#### Exercises to complete
• A. Rewrite the open-primaries article from "Foes counter that" up to and including "the Founding Fathers.", replacing "taxpayers" with "residents" throughout.
• B. Extend the open-primaries article with new text that follows its last sentence.

#### Extracted text
--- --- ---

John Opdycke, president of Open Primaries, said his group has so far targeted states with the initiative process, given the far more difficult challenge of moving such proposals through the state legislatures.
“The main political parties oppose it,” he said. “You have to be strategic and look at, ’What’s it really going to take to do this?’”
Certainly nonpartisan voters have the numbers: About 42 percent of voters consider themselves independent, as opposed to 28 percent who identify as Republican and 27 percent as Democrat, according to Gallup’s February 2018 tracking poll.
Most states already allow some sort of unaffiliated primary participation through electoral systems ranging from fully open primaries to allowing parties to decide whether to count independent votes to non-partisan voter registration, according to the National Conference of State Legislatures.
In some states, independents can get around the party-only requirement by registering with a party right before the primary and switching back to unaffiliated status afterward, which happens most frequently during presidential election years.
Party in the USA
Be that as it may, parties typically resist efforts to expand nonpartisan primary participation, arguing that as private political organizations they should be able to select their own candidates without interference from non-members.
Foes counter that the partisan primary elections are funded by taxpayers and therefore should be open to all voters.
“The primaries are paid for by the taxpayers. They’re conducted by public agencies,” Mr. Opdycke said. “This notion that hey, we’re like the Boy Scouts or the NRA, we should be left alone and decide who can and can’t vote — great. Go do it. Don’t send us the bill.”
Others point out that the parties perform valuable electoral functions—recruiting candidates, whipping up enthusiasm for elections, registering voters—in keeping with the vision of the Founding Fathers.
“A move to nonpartisan elections would mean a further weakening of a party system that is already too weak in South Dakota,” said Northern State University professor Art Marmorstein in a 2016 op-ed against the South Dakota initiative. “One-party political systems aren’t healthy. No-party systems aren’t much better.”

--- --- ---

#### Raw data
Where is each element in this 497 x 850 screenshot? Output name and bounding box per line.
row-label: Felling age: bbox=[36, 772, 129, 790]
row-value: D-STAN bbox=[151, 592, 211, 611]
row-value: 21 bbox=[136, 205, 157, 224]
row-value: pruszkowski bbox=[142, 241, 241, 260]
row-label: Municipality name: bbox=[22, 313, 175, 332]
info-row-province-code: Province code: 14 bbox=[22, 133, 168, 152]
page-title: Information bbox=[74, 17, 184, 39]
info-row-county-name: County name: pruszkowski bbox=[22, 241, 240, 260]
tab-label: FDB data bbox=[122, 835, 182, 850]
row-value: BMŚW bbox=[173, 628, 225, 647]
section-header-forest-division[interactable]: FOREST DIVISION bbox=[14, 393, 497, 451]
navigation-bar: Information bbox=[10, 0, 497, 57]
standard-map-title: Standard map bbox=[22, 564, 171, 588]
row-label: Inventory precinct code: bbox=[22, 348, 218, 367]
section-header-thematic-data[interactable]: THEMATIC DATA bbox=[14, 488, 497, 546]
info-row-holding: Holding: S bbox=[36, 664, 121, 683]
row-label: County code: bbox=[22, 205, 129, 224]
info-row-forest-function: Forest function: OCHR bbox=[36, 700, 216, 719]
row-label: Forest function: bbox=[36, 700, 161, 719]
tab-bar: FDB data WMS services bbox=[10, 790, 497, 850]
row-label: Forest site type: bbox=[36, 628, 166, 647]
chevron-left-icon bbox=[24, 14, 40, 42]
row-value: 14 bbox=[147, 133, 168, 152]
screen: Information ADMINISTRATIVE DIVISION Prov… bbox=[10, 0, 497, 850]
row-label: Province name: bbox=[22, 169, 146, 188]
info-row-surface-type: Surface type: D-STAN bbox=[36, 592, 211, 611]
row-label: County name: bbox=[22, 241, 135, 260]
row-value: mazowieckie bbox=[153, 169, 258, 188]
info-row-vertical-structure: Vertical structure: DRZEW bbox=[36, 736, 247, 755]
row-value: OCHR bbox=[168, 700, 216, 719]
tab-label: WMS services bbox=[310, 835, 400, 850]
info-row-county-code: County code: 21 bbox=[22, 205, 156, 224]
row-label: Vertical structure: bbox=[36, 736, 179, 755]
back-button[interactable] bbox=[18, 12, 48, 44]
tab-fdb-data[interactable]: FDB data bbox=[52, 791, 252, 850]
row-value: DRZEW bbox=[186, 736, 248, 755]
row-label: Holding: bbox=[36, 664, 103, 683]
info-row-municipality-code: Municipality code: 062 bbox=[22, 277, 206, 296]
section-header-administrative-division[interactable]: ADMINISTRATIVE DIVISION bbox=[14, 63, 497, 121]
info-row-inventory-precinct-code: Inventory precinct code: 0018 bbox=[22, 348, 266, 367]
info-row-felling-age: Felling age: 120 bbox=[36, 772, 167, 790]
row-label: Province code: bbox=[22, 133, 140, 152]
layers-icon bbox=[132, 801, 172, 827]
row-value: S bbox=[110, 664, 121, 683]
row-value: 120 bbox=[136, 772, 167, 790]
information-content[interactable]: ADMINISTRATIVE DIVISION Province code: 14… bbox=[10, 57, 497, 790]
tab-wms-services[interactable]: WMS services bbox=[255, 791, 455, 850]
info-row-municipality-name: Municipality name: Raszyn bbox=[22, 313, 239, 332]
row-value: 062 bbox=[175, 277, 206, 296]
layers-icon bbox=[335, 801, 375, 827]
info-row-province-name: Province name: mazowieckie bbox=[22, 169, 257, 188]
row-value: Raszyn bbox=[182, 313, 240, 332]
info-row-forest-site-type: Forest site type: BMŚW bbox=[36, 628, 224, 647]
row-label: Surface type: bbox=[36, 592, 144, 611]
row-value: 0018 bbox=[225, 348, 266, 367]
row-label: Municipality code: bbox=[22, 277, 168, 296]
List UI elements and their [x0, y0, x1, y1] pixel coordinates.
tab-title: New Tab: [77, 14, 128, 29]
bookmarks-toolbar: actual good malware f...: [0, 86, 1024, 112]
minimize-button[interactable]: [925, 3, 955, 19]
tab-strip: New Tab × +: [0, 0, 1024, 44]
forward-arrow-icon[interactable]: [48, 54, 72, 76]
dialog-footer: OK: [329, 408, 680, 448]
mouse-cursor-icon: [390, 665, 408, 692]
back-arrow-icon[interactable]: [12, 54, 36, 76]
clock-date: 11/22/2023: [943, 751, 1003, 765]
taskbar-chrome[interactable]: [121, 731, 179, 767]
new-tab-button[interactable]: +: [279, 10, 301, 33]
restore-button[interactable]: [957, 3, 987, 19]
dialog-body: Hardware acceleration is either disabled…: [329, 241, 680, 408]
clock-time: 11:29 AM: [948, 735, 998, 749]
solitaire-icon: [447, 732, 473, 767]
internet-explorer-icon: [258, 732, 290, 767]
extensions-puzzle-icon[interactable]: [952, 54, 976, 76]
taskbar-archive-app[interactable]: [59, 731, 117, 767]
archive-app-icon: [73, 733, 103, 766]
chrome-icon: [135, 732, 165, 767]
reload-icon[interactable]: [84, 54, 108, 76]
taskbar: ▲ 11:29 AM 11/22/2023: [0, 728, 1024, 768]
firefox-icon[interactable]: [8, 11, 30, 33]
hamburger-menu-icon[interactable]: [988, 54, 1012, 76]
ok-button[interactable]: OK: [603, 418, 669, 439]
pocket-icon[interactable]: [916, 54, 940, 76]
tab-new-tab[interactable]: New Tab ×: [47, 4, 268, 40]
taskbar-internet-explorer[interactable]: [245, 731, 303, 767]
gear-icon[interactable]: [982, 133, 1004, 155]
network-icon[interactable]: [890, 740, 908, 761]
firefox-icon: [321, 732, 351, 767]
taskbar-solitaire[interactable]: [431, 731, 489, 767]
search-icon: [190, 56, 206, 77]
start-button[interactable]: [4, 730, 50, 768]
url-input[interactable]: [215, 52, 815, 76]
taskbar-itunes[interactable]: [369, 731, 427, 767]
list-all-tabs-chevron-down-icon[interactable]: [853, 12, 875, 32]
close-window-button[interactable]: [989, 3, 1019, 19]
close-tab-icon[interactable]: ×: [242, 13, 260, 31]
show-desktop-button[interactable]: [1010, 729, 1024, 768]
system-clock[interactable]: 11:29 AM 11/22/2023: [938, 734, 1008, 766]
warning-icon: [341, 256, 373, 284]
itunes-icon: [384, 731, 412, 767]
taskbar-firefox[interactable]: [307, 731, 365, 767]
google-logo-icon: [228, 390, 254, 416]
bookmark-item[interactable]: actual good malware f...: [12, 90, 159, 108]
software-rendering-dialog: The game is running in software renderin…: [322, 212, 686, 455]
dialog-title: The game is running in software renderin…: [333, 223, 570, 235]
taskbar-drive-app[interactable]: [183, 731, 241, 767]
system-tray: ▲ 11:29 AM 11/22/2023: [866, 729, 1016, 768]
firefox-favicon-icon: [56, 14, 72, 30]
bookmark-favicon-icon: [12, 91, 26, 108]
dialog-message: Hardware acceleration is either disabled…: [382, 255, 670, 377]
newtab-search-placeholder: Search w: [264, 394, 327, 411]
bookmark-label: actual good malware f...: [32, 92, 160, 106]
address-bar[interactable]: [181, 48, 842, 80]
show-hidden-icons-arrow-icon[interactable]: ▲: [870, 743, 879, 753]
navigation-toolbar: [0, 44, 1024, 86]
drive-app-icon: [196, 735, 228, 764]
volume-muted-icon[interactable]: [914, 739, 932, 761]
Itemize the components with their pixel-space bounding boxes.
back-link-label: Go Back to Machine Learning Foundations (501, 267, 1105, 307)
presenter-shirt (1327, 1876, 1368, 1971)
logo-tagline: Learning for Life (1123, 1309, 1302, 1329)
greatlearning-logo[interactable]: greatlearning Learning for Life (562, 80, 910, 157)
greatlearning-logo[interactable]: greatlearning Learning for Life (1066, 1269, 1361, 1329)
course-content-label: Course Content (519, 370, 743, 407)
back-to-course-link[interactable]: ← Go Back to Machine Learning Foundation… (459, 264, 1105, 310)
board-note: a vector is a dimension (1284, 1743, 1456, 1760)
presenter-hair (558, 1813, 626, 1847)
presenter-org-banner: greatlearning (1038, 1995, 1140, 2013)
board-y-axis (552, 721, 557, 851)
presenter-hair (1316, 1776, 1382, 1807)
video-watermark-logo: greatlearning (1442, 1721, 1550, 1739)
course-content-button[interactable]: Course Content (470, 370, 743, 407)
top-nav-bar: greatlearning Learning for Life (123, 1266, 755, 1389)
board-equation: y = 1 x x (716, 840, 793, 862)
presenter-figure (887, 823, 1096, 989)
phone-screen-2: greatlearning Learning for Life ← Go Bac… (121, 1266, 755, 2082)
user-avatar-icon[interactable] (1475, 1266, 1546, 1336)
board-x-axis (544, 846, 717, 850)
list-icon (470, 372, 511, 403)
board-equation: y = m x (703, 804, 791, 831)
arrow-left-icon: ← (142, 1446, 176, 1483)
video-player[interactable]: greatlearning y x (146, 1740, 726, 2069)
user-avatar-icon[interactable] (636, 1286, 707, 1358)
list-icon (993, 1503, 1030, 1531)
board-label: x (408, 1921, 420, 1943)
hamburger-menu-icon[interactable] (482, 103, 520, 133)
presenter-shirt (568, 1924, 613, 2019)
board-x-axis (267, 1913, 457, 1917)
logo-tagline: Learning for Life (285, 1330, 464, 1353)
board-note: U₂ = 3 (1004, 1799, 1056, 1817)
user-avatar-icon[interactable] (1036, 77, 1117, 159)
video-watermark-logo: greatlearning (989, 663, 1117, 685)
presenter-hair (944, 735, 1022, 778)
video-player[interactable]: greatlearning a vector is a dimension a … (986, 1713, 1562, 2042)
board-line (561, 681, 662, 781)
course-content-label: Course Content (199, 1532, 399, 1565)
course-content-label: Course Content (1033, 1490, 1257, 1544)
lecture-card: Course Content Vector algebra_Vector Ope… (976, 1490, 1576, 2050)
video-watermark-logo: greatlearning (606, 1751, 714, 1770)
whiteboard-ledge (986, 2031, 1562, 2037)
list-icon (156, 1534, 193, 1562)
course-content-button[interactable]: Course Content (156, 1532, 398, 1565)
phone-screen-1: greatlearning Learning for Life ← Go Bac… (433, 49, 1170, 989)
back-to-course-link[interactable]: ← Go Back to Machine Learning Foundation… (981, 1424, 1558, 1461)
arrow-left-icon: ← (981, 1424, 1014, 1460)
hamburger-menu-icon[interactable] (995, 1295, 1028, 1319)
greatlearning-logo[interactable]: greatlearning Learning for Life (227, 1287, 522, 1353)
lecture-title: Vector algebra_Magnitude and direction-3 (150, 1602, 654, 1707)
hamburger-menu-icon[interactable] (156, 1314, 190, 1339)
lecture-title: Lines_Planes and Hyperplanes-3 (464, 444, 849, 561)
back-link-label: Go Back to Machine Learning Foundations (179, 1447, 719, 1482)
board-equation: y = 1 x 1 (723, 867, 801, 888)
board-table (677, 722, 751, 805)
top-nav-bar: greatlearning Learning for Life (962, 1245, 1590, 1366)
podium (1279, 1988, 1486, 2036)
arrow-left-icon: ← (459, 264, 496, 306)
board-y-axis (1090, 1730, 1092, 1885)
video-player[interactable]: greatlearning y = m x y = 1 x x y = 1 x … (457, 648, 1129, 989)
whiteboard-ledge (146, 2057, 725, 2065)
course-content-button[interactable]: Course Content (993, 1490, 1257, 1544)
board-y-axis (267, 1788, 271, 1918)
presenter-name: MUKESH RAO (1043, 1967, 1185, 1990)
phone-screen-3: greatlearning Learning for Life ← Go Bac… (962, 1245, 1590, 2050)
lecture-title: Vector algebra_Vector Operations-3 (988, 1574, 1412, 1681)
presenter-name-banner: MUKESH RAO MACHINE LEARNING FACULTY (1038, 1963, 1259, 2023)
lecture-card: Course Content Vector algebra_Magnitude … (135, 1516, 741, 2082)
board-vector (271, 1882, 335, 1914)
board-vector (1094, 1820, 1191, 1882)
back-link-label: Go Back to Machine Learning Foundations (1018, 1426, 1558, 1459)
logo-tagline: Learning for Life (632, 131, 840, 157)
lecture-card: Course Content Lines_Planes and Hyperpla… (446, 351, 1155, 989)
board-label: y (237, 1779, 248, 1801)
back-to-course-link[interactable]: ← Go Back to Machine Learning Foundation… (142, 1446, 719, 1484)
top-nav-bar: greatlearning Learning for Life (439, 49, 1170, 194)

--- --- ---

#### Responses per task
• A.
Foes counter that the partisan primary elections are funded by residents and therefore should be open to all voters.
“The primaries are paid for by the residents. They’re conducted by public agencies,” Mr. Opdycke said. “This notion that hey, we’re like the Boy Scouts or the NRA, we should be left alone and decide who can and can’t vote — great. Go do it. Don’t send us the bill.”
Others point out that the parties perform valuable electoral functions—recruiting candidates, whipping up enthusiasm for elections, registering voters—in keeping with the vision of the Founding Fathers.

• B.
In Colorado, where the Democrat-controlled state legislature approved an all-mail voting system in 2013, the decision to allow unaffiliated voters presents a unique challenge.
In some states, unaffiliated voters can request either a Democratic or Republican ballot at the polls, but there are no polling places in Colorado, a problem the state will attempt to solve by mailing two ballots to each independent.
Mr. Williams has tried to minimize costs and confusion by asking independents to put in beforehand for either a Democratic or Republican ballot, but so far only about 30,000 have indicated a preference, with 54 percent asking for a Democratic ballot and 40 percent choosing Republican.
What if a voter accidentally returns both? Then the ballots go anonymously before a bipartisan team of judges to check if both were filled out. If only one was voted, no problem, but if both were voted, then the ballots are disqualified.
“It will be more cost effective to the extent voters don’t return both,” said Mr. Williams, a Republican. “We want to make it easy for people to participate in the process. And we want to make it easy for them to ensure their vote is counted and counted the way they want it.”
The decision to flood the election with so many additional ballots has election-integrity watchdogs worried about fraud, but Mr. Williams said all returned ballots are checked to match signatures on file and quickly entered into the statewide database to make sure that a second ballot from the same person won’t be counted.
“Voters get to speak,” he said, “and it’s my job to try to implement their will as best I can.”